[WRITTEN INSTRUCTION]:
Identify each line holding the string "ROAD" and copy it.

[THE RECORDS]:
.....

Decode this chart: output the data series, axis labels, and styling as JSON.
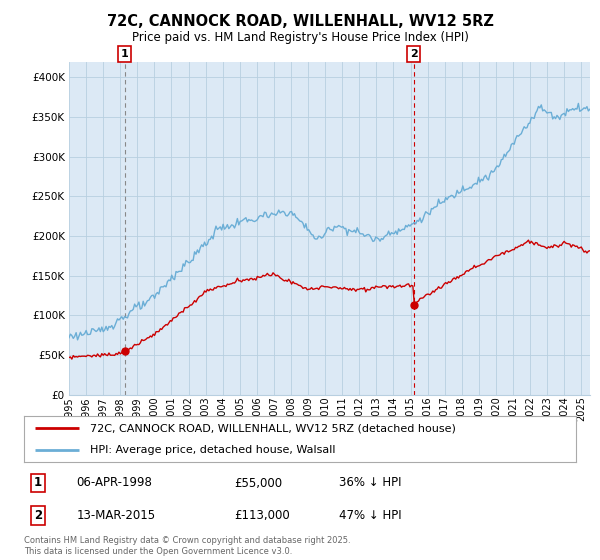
{
  "title": "72C, CANNOCK ROAD, WILLENHALL, WV12 5RZ",
  "subtitle": "Price paid vs. HM Land Registry's House Price Index (HPI)",
  "ylim": [
    0,
    420000
  ],
  "yticks": [
    0,
    50000,
    100000,
    150000,
    200000,
    250000,
    300000,
    350000,
    400000
  ],
  "xlim_start": 1995.0,
  "xlim_end": 2025.5,
  "hpi_color": "#6baed6",
  "price_color": "#cc0000",
  "marker1_x": 1998.27,
  "marker1_y": 55000,
  "marker2_x": 2015.19,
  "marker2_y": 113000,
  "annotation1_date": "06-APR-1998",
  "annotation1_price": "£55,000",
  "annotation1_hpi": "36% ↓ HPI",
  "annotation2_date": "13-MAR-2015",
  "annotation2_price": "£113,000",
  "annotation2_hpi": "47% ↓ HPI",
  "legend_line1": "72C, CANNOCK ROAD, WILLENHALL, WV12 5RZ (detached house)",
  "legend_line2": "HPI: Average price, detached house, Walsall",
  "footer": "Contains HM Land Registry data © Crown copyright and database right 2025.\nThis data is licensed under the Open Government Licence v3.0.",
  "background_color": "#ffffff",
  "chart_bg_color": "#dce9f5",
  "grid_color": "#b8cfe0"
}
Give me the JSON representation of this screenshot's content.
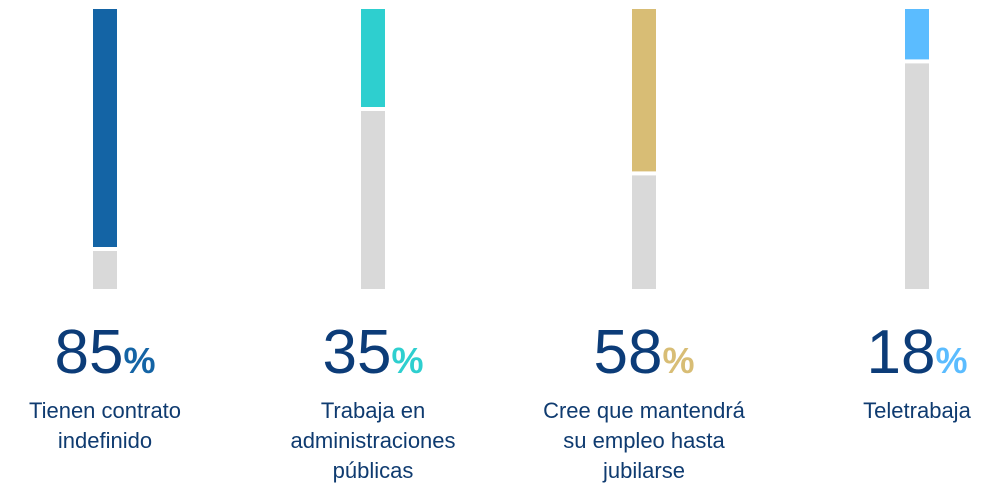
{
  "chart_data": {
    "type": "bar",
    "categories": [
      [
        "Tienen contrato",
        "indefinido"
      ],
      [
        "Trabaja en",
        "administraciones",
        "públicas"
      ],
      [
        "Cree que mantendrá",
        "su empleo hasta",
        "jubilarse"
      ],
      [
        "Teletrabaja"
      ]
    ],
    "values": [
      85,
      35,
      58,
      18
    ],
    "unit": "%",
    "colors": [
      "#1464a5",
      "#2ecfcf",
      "#d8bd75",
      "#5bbcff"
    ],
    "remainder_color": "#d9d9d9",
    "ylim": [
      0,
      100
    ]
  }
}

.....

[CORRECT OUTPUT]:
  "title": "72C, CANNOCK ROAD, WILLENHALL, WV12 5RZ",
  "legend_line1": "72C, CANNOCK ROAD, WILLENHALL, WV12 5RZ (detached house)",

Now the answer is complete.